═══ ENTRIES SUPPLIED ═══

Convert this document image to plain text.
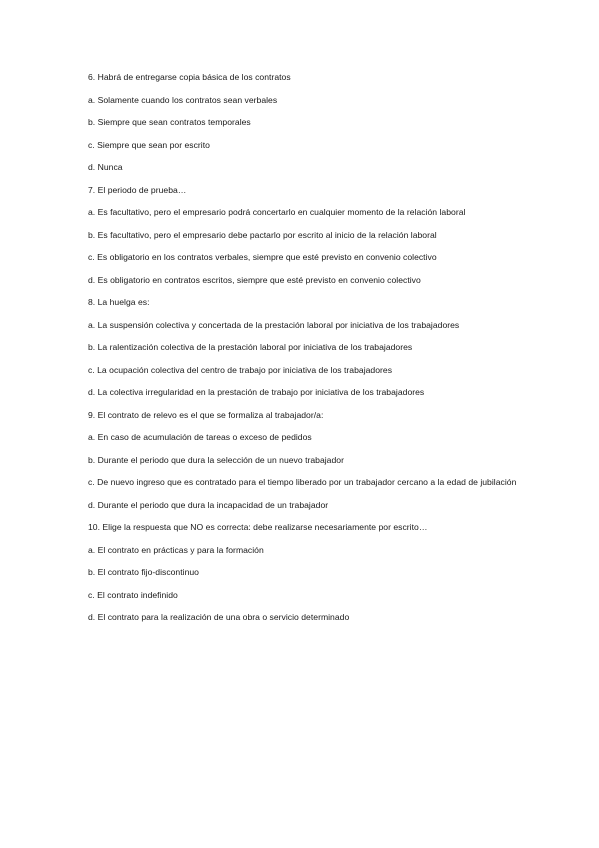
6. Habrá de entregarse copia básica de los contratos

a. Solamente cuando los contratos sean verbales

b. Siempre que sean contratos temporales

c. Siempre que sean por escrito

d. Nunca

7. El periodo de prueba…

a. Es facultativo, pero el empresario podrá concertarlo en cualquier momento de la relación laboral

b. Es facultativo, pero el empresario debe pactarlo por escrito al inicio de la relación laboral

c. Es obligatorio en los contratos verbales, siempre que esté previsto en convenio colectivo

d. Es obligatorio en contratos escritos, siempre que esté previsto en convenio colectivo

8. La huelga es:

a. La suspensión colectiva y concertada de la prestación laboral por iniciativa de los trabajadores

b. La ralentización colectiva de la prestación laboral por iniciativa de los trabajadores

c. La ocupación colectiva del centro de trabajo por iniciativa de los trabajadores

d. La colectiva irregularidad en la prestación de trabajo por iniciativa de los trabajadores

9. El contrato de relevo es el que se formaliza al trabajador/a:

a. En caso de acumulación de tareas o exceso de pedidos

b. Durante el periodo que dura la selección de un nuevo trabajador

c. De nuevo ingreso que es contratado para el tiempo liberado por un trabajador cercano a la edad de jubilación

d. Durante el periodo que dura la incapacidad de un trabajador

10. Elige la respuesta que NO es correcta: debe realizarse necesariamente por escrito…

a. El contrato en prácticas y para la formación

b. El contrato fijo-discontinuo

c. El contrato indefinido

d. El contrato para la realización de una obra o servicio determinado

═══

- OBJECTIVE -
Repeat the data in full and exactly. Omit pictures.

- OUTPUT -
Convert this document image to plain text.
6. Habrá de entregarse copia básica de los contratos

a. Solamente cuando los contratos sean verbales

b. Siempre que sean contratos temporales

c. Siempre que sean por escrito

d. Nunca

7. El periodo de prueba…

a. Es facultativo, pero el empresario podrá concertarlo en cualquier momento de la relación laboral

b. Es facultativo, pero el empresario debe pactarlo por escrito al inicio de la relación laboral

c. Es obligatorio en los contratos verbales, siempre que esté previsto en convenio colectivo

d. Es obligatorio en contratos escritos, siempre que esté previsto en convenio colectivo

8. La huelga es:

a. La suspensión colectiva y concertada de la prestación laboral por iniciativa de los trabajadores

b. La ralentización colectiva de la prestación laboral por iniciativa de los trabajadores

c. La ocupación colectiva del centro de trabajo por iniciativa de los trabajadores

d. La colectiva irregularidad en la prestación de trabajo por iniciativa de los trabajadores

9. El contrato de relevo es el que se formaliza al trabajador/a:

a. En caso de acumulación de tareas o exceso de pedidos

b. Durante el periodo que dura la selección de un nuevo trabajador

c. De nuevo ingreso que es contratado para el tiempo liberado por un trabajador cercano a la edad de jubilación

d. Durante el periodo que dura la incapacidad de un trabajador

10. Elige la respuesta que NO es correcta: debe realizarse necesariamente por escrito…

a. El contrato en prácticas y para la formación

b. El contrato fijo-discontinuo

c. El contrato indefinido

d. El contrato para la realización de una obra o servicio determinado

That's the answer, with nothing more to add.